Data records:
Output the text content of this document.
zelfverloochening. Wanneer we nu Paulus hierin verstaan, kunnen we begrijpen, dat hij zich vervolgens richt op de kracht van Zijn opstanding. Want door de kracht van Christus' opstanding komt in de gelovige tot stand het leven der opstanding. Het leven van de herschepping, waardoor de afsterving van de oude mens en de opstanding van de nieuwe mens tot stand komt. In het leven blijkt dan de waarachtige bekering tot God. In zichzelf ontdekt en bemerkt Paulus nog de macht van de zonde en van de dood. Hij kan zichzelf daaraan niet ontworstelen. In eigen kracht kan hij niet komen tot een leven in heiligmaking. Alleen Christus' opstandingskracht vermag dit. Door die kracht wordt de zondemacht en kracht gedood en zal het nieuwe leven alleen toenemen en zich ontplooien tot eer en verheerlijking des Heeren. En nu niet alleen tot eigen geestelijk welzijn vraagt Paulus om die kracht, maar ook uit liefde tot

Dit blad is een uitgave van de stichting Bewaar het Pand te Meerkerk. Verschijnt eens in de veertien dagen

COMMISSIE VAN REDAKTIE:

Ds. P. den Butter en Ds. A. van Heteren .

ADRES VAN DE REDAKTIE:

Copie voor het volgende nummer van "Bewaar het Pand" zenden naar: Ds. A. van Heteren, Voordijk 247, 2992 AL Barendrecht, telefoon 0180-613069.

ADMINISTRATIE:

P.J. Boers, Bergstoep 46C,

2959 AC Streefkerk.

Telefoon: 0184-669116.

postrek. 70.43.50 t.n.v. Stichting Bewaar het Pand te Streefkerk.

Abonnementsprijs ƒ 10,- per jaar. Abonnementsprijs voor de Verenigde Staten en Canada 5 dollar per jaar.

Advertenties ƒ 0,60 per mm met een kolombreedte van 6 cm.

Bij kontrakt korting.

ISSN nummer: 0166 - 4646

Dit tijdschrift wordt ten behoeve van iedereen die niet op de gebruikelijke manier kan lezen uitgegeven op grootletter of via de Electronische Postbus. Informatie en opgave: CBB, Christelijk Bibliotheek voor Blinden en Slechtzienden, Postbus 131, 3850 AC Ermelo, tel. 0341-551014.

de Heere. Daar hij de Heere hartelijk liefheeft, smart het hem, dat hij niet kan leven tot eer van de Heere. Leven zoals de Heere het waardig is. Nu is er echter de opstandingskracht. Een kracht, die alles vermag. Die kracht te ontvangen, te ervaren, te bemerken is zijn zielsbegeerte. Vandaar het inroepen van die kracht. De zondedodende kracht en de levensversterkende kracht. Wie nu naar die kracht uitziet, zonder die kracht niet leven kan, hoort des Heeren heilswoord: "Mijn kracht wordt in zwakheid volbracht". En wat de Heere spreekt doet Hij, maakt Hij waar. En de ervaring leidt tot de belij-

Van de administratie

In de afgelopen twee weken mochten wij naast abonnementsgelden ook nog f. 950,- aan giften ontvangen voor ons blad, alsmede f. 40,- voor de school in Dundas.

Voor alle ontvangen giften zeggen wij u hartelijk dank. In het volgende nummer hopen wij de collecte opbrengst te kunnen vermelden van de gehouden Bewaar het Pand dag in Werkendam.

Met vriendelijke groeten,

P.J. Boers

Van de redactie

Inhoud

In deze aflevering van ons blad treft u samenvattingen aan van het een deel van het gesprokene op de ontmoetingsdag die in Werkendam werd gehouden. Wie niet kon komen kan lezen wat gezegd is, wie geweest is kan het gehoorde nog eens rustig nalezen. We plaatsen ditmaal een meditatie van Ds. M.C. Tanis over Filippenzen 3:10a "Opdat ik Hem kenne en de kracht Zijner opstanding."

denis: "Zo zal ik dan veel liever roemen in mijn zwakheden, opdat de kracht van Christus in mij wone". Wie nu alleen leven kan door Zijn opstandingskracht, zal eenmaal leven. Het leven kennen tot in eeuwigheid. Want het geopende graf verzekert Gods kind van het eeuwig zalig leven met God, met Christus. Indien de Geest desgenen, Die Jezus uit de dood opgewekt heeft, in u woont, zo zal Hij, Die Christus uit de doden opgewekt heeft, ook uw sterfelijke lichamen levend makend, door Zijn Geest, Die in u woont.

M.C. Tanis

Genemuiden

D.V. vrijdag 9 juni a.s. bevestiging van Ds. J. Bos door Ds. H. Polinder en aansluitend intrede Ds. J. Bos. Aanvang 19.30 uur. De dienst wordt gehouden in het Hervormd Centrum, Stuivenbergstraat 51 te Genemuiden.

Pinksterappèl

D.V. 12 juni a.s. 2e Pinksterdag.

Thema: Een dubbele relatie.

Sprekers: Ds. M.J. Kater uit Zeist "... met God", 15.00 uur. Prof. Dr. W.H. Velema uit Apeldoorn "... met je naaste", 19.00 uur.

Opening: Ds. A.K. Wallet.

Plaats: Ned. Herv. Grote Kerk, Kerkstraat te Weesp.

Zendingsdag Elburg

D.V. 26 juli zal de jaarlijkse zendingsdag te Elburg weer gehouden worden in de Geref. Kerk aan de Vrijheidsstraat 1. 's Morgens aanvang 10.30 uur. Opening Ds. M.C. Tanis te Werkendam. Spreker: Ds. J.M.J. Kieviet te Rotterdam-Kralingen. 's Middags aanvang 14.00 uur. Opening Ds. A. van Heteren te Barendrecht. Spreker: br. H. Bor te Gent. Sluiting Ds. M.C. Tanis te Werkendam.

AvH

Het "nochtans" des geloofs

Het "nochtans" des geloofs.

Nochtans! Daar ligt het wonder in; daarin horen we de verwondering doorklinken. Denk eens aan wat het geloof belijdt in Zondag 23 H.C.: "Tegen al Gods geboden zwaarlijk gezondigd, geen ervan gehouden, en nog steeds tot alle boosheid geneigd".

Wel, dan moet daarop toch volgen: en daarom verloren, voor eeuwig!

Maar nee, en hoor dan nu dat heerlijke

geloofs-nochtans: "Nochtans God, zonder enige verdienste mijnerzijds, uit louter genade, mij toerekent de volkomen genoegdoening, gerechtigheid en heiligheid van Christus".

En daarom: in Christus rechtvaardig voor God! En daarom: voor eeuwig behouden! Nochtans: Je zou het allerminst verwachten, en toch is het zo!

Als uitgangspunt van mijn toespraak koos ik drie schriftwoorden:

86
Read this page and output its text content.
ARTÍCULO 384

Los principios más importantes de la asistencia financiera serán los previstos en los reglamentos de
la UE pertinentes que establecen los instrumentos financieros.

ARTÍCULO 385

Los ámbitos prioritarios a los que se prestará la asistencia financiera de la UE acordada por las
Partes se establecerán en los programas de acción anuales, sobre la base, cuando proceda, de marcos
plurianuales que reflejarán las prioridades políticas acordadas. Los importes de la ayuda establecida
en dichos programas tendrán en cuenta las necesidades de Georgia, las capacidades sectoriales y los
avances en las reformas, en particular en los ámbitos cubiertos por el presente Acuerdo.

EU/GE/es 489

* Set task
Report all lines of the material that contain the word "gehouden".

* The completed task
Voor alle ontvangen giften zeggen wij u hartelijk dank. In het volgende nummer hopen wij de collecte opbrengst te kunnen vermelden van de gehouden Bewaar het Pand dag in Werkendam.
In deze aflevering van ons blad treft u samenvattingen aan van het een deel van het gesprokene op de ontmoetingsdag die in Werkendam werd gehouden. Wie niet kon komen kan lezen wat gezegd is, wie geweest is kan het gehoorde nog eens rustig nalezen. We plaatsen ditmaal een meditatie van Ds. M.C. Tanis over Filippenzen 3:10a "Opdat ik Hem kenne en de kracht Zijner opstanding."
D.V. vrijdag 9 juni a.s. bevestiging van Ds. J. Bos door Ds. H. Polinder en aansluitend intrede Ds. J. Bos. Aanvang 19.30 uur. De dienst wordt gehouden in het Hervormd Centrum, Stuivenbergstraat 51 te Genemuiden.
D.V. 26 juli zal de jaarlijkse zendingsdag te Elburg weer gehouden worden in de Geref. Kerk aan de Vrijheidsstraat 1. 's Morgens aanvang 10.30 uur. Opening Ds. M.C. Tanis te Werkendam. Spreker: Ds. J.M.J. Kieviet te Rotterdam-Kralingen. 's Middags aanvang 14.00 uur. Opening Ds. A. van Heteren te Barendrecht. Spreker: br. H. Bor te Gent. Sluiting Ds. M.C. Tanis te Werkendam.
Nochtans! Daar ligt het wonder in; daarin horen we de verwondering doorklinken. Denk eens aan wat het geloof belijdt in Zondag 23 H.C.: "Tegen al Gods geboden zwaarlijk gezondigd, geen ervan gehouden, en nog steeds tot alle boosheid geneigd".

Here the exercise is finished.